(Stored items)
---

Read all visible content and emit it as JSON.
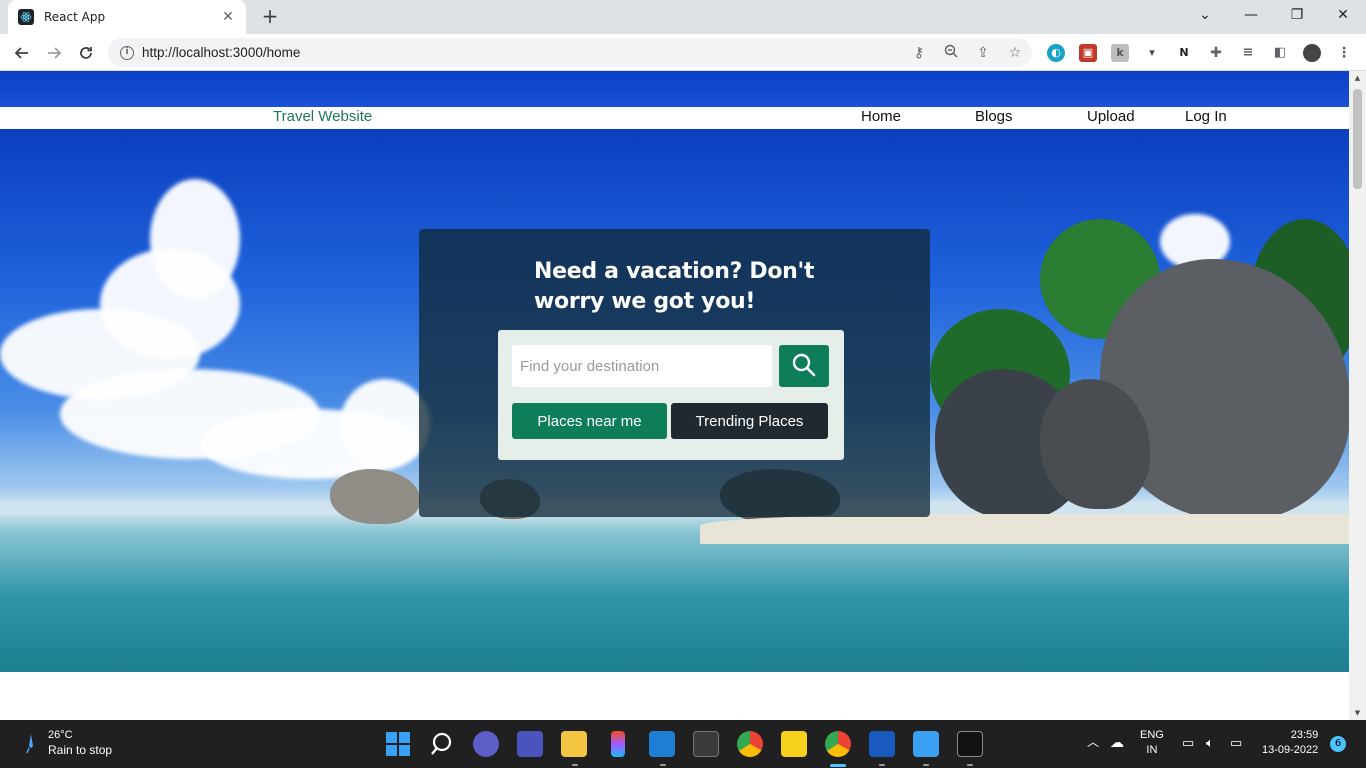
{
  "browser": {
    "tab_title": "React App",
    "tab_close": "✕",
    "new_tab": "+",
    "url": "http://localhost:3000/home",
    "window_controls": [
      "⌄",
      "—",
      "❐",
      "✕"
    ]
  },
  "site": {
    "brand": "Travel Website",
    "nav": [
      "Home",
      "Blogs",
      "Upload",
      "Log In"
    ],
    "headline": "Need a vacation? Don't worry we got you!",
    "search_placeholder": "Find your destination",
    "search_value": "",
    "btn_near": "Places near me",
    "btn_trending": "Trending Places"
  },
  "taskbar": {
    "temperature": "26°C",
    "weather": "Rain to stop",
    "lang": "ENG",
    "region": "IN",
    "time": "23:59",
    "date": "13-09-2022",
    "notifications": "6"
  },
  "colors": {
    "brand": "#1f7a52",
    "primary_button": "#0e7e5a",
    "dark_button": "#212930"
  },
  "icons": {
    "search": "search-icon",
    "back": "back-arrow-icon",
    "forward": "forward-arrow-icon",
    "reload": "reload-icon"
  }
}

---

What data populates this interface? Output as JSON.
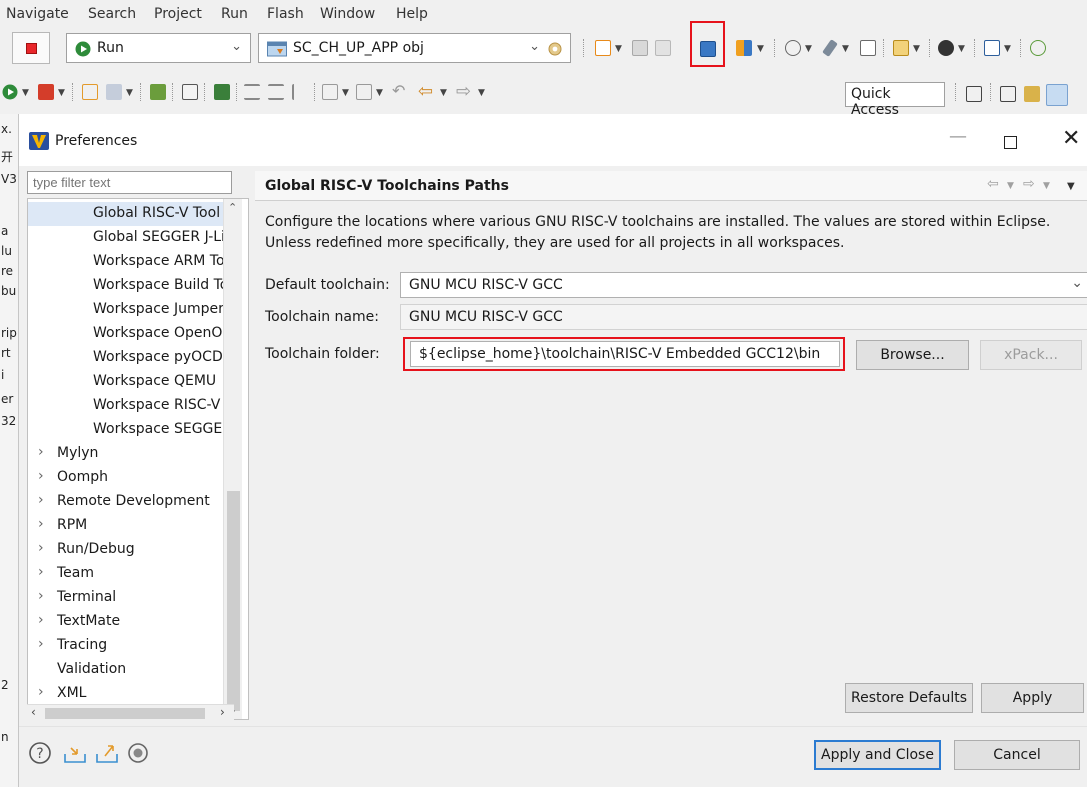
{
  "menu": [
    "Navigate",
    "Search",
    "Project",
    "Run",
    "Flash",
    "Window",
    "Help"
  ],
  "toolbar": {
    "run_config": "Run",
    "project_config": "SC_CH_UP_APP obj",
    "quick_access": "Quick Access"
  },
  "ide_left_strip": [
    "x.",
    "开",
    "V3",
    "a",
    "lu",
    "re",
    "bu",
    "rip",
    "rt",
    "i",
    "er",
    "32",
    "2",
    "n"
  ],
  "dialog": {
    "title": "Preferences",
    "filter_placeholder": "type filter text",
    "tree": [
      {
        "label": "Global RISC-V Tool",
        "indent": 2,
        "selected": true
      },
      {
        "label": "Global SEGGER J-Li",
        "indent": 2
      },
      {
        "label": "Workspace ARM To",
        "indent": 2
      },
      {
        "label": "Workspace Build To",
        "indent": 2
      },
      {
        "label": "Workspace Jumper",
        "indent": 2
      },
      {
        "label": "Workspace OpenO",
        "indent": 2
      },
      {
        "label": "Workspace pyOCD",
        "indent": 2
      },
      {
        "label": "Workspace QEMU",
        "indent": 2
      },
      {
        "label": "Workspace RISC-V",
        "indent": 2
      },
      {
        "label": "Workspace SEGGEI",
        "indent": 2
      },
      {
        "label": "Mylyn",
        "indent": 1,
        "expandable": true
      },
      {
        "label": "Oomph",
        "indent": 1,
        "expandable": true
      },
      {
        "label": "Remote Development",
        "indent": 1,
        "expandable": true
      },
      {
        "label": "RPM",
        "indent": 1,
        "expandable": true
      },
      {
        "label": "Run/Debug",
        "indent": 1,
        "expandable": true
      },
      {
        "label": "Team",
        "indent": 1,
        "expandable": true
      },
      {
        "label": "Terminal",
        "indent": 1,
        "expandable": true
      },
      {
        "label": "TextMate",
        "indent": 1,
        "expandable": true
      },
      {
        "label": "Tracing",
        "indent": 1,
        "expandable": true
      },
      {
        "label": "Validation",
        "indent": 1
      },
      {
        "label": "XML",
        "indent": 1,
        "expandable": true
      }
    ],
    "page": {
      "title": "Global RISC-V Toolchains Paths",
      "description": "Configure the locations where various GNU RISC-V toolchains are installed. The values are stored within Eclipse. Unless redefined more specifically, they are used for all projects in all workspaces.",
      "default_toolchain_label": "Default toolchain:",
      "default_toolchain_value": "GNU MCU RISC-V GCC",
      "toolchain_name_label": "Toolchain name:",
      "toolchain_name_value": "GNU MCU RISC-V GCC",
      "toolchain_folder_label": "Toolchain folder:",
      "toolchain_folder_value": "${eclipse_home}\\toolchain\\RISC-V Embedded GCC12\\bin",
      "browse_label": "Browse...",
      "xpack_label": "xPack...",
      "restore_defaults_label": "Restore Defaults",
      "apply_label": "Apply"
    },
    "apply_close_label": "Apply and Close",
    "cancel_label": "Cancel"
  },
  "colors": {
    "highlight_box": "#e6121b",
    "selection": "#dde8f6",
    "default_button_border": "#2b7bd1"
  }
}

---

*Exercise directions*. Show every line that contains the word "Places".

*Response*.
    "btn_near": "Places near me",
    "btn_trending": "Trending Places"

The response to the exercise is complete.